Write out every line of the records below character for character, changing nothing.

___ DATA SUPPLIED

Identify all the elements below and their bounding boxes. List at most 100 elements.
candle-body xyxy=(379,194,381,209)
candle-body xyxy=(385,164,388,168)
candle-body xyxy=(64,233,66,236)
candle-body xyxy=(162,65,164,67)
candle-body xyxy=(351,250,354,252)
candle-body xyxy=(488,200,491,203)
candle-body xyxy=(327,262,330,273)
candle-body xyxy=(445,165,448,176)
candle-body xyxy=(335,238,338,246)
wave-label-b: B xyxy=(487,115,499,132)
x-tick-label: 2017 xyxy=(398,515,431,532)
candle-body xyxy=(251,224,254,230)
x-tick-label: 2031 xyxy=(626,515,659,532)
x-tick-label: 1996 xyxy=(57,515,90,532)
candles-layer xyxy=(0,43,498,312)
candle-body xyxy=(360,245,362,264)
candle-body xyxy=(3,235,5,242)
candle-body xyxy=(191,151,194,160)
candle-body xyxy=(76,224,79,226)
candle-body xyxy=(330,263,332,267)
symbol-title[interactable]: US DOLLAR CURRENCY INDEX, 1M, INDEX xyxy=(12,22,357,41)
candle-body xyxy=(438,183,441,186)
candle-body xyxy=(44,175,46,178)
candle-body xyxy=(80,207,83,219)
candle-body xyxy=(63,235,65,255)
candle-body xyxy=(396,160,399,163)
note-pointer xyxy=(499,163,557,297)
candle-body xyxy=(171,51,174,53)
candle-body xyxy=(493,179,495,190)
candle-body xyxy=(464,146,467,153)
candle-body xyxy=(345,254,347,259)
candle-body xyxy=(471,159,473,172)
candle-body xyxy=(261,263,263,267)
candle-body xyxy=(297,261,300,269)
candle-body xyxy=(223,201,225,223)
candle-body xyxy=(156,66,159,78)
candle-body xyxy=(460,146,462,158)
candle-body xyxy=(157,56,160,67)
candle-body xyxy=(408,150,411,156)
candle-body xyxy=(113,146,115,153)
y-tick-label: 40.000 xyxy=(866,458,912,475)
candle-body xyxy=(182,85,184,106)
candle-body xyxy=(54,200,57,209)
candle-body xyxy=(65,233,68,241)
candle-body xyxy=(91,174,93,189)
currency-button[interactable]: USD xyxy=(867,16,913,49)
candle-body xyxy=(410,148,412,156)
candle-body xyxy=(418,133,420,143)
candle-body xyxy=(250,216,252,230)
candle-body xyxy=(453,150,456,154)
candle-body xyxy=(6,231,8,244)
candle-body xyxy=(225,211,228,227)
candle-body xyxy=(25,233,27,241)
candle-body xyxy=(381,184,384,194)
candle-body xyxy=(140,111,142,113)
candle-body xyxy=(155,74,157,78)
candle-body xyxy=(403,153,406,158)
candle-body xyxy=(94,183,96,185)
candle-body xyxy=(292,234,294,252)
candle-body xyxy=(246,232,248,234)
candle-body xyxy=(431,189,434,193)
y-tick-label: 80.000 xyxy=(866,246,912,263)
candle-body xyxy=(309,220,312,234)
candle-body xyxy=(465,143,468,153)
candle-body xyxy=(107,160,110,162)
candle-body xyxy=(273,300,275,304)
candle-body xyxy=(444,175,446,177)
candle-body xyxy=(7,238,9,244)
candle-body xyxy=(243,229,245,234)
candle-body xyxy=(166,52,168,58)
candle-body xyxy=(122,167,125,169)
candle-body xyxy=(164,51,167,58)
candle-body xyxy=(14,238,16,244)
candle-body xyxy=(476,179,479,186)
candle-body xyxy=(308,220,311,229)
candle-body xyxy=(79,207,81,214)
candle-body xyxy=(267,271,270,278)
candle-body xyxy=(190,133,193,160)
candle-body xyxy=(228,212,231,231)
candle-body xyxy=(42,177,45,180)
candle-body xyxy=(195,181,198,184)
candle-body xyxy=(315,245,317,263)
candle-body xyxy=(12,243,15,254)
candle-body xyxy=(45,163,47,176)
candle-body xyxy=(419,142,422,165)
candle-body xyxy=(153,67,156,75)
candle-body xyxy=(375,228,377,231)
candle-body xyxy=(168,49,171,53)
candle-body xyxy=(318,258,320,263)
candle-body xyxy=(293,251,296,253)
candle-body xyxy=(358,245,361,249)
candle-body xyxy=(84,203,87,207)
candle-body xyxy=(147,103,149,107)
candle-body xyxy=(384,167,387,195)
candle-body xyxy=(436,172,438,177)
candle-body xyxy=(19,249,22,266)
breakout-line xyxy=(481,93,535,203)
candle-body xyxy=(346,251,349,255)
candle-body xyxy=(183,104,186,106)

______

RESULT:
Identify all the elements below and their bounding boxes. List at most 100 elements.
candle-body xyxy=(379,194,381,209)
candle-body xyxy=(385,164,388,168)
candle-body xyxy=(64,233,66,236)
candle-body xyxy=(162,65,164,67)
candle-body xyxy=(351,250,354,252)
candle-body xyxy=(488,200,491,203)
candle-body xyxy=(327,262,330,273)
candle-body xyxy=(445,165,448,176)
candle-body xyxy=(335,238,338,246)
wave-label-b: B xyxy=(487,115,499,132)
x-tick-label: 2017 xyxy=(398,515,431,532)
candle-body xyxy=(251,224,254,230)
x-tick-label: 2031 xyxy=(626,515,659,532)
x-tick-label: 1996 xyxy=(57,515,90,532)
candles-layer xyxy=(0,43,498,312)
candle-body xyxy=(360,245,362,264)
candle-body xyxy=(3,235,5,242)
candle-body xyxy=(191,151,194,160)
candle-body xyxy=(76,224,79,226)
candle-body xyxy=(330,263,332,267)
symbol-title[interactable]: US DOLLAR CURRENCY INDEX, 1M, INDEX xyxy=(12,22,357,41)
candle-body xyxy=(438,183,441,186)
candle-body xyxy=(44,175,46,178)
candle-body xyxy=(80,207,83,219)
candle-body xyxy=(63,235,65,255)
candle-body xyxy=(396,160,399,163)
note-pointer xyxy=(499,163,557,297)
candle-body xyxy=(171,51,174,53)
candle-body xyxy=(493,179,495,190)
candle-body xyxy=(464,146,467,153)
candle-body xyxy=(345,254,347,259)
candle-body xyxy=(471,159,473,172)
candle-body xyxy=(261,263,263,267)
candle-body xyxy=(297,261,300,269)
candle-body xyxy=(223,201,225,223)
candle-body xyxy=(156,66,159,78)
candle-body xyxy=(460,146,462,158)
candle-body xyxy=(157,56,160,67)
candle-body xyxy=(408,150,411,156)
candle-body xyxy=(113,146,115,153)
y-tick-label: 40.000 xyxy=(866,458,912,475)
candle-body xyxy=(182,85,184,106)
candle-body xyxy=(54,200,57,209)
candle-body xyxy=(65,233,68,241)
candle-body xyxy=(91,174,93,189)
currency-button[interactable]: USD xyxy=(867,16,913,49)
candle-body xyxy=(410,148,412,156)
candle-body xyxy=(418,133,420,143)
candle-body xyxy=(250,216,252,230)
candle-body xyxy=(453,150,456,154)
candle-body xyxy=(6,231,8,244)
candle-body xyxy=(225,211,228,227)
candle-body xyxy=(25,233,27,241)
candle-body xyxy=(381,184,384,194)
candle-body xyxy=(140,111,142,113)
candle-body xyxy=(155,74,157,78)
candle-body xyxy=(403,153,406,158)
candle-body xyxy=(94,183,96,185)
candle-body xyxy=(292,234,294,252)
candle-body xyxy=(246,232,248,234)
candle-body xyxy=(431,189,434,193)
y-tick-label: 80.000 xyxy=(866,246,912,263)
candle-body xyxy=(309,220,312,234)
candle-body xyxy=(465,143,468,153)
candle-body xyxy=(107,160,110,162)
candle-body xyxy=(273,300,275,304)
candle-body xyxy=(444,175,446,177)
candle-body xyxy=(7,238,9,244)
candle-body xyxy=(243,229,245,234)
candle-body xyxy=(166,52,168,58)
candle-body xyxy=(122,167,125,169)
candle-body xyxy=(164,51,167,58)
candle-body xyxy=(14,238,16,244)
candle-body xyxy=(476,179,479,186)
candle-body xyxy=(308,220,311,229)
candle-body xyxy=(79,207,81,214)
candle-body xyxy=(267,271,270,278)
candle-body xyxy=(190,133,193,160)
candle-body xyxy=(228,212,231,231)
candle-body xyxy=(42,177,45,180)
candle-body xyxy=(195,181,198,184)
candle-body xyxy=(315,245,317,263)
candle-body xyxy=(12,243,15,254)
candle-body xyxy=(45,163,47,176)
candle-body xyxy=(419,142,422,165)
candle-body xyxy=(153,67,156,75)
candle-body xyxy=(375,228,377,231)
candle-body xyxy=(168,49,171,53)
candle-body xyxy=(318,258,320,263)
candle-body xyxy=(293,251,296,253)
candle-body xyxy=(358,245,361,249)
candle-body xyxy=(84,203,87,207)
candle-body xyxy=(147,103,149,107)
candle-body xyxy=(384,167,387,195)
candle-body xyxy=(436,172,438,177)
candle-body xyxy=(19,249,22,266)
breakout-line xyxy=(481,93,535,203)
candle-body xyxy=(346,251,349,255)
candle-body xyxy=(183,104,186,106)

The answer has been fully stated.